[START OF Dataset rows]

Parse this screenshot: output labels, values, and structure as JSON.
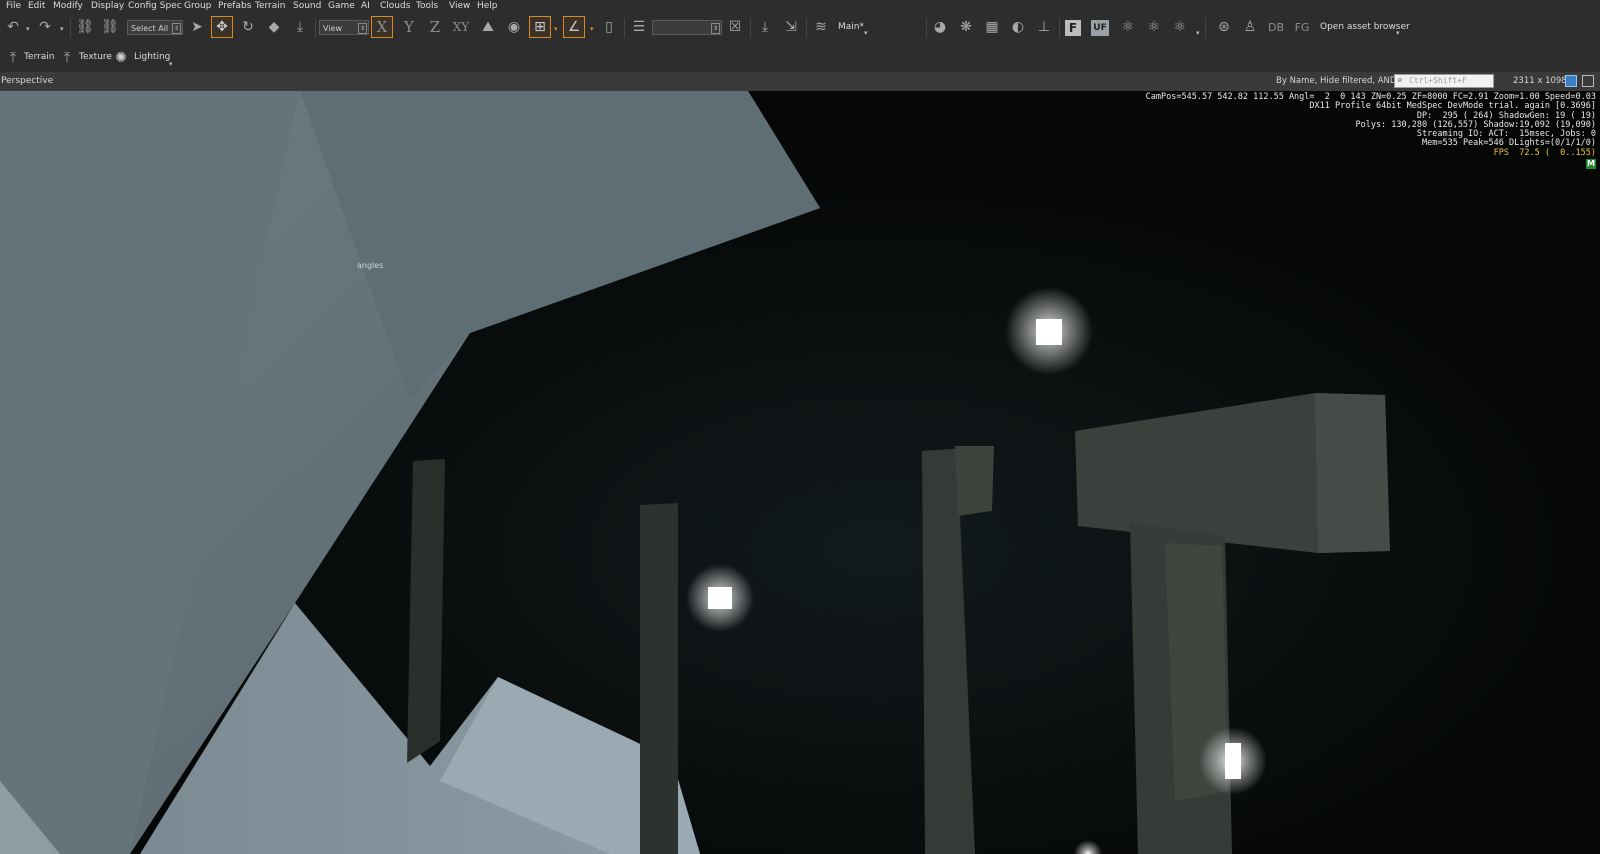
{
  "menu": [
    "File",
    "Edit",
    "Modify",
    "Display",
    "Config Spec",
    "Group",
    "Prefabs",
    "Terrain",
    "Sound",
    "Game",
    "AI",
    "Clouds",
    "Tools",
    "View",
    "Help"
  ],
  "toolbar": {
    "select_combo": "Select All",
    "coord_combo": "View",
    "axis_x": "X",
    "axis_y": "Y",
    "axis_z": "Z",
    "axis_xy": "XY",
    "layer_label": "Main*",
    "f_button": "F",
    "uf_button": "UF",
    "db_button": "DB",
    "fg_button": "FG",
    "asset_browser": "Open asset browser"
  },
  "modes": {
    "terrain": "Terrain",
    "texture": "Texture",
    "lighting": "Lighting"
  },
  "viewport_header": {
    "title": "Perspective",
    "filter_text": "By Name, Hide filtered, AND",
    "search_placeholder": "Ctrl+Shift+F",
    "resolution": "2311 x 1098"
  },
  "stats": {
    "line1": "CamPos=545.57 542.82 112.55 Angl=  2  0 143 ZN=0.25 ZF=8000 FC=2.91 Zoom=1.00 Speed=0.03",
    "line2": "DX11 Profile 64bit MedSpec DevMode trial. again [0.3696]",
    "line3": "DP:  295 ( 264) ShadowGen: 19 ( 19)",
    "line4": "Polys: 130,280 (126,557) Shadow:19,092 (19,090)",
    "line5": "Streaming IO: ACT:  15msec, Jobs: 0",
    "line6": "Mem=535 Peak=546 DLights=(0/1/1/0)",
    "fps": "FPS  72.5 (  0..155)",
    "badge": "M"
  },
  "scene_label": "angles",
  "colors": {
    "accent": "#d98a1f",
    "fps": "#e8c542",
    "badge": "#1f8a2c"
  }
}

[END OF Dataset rows]

Reproduce the full material exactly, excluding the pictures.

Parse this screenshot: output labels, values, and structure as JSON.
{
  "menu": [
    "File",
    "Edit",
    "Modify",
    "Display",
    "Config Spec",
    "Group",
    "Prefabs",
    "Terrain",
    "Sound",
    "Game",
    "AI",
    "Clouds",
    "Tools",
    "View",
    "Help"
  ],
  "toolbar": {
    "select_combo": "Select All",
    "coord_combo": "View",
    "axis_x": "X",
    "axis_y": "Y",
    "axis_z": "Z",
    "axis_xy": "XY",
    "layer_label": "Main*",
    "f_button": "F",
    "uf_button": "UF",
    "db_button": "DB",
    "fg_button": "FG",
    "asset_browser": "Open asset browser"
  },
  "modes": {
    "terrain": "Terrain",
    "texture": "Texture",
    "lighting": "Lighting"
  },
  "viewport_header": {
    "title": "Perspective",
    "filter_text": "By Name, Hide filtered, AND",
    "search_placeholder": "Ctrl+Shift+F",
    "resolution": "2311 x 1098"
  },
  "stats": {
    "line1": "CamPos=545.57 542.82 112.55 Angl=  2  0 143 ZN=0.25 ZF=8000 FC=2.91 Zoom=1.00 Speed=0.03",
    "line2": "DX11 Profile 64bit MedSpec DevMode trial. again [0.3696]",
    "line3": "DP:  295 ( 264) ShadowGen: 19 ( 19)",
    "line4": "Polys: 130,280 (126,557) Shadow:19,092 (19,090)",
    "line5": "Streaming IO: ACT:  15msec, Jobs: 0",
    "line6": "Mem=535 Peak=546 DLights=(0/1/1/0)",
    "fps": "FPS  72.5 (  0..155)",
    "badge": "M"
  },
  "scene_label": "angles",
  "colors": {
    "accent": "#d98a1f",
    "fps": "#e8c542",
    "badge": "#1f8a2c"
  }
}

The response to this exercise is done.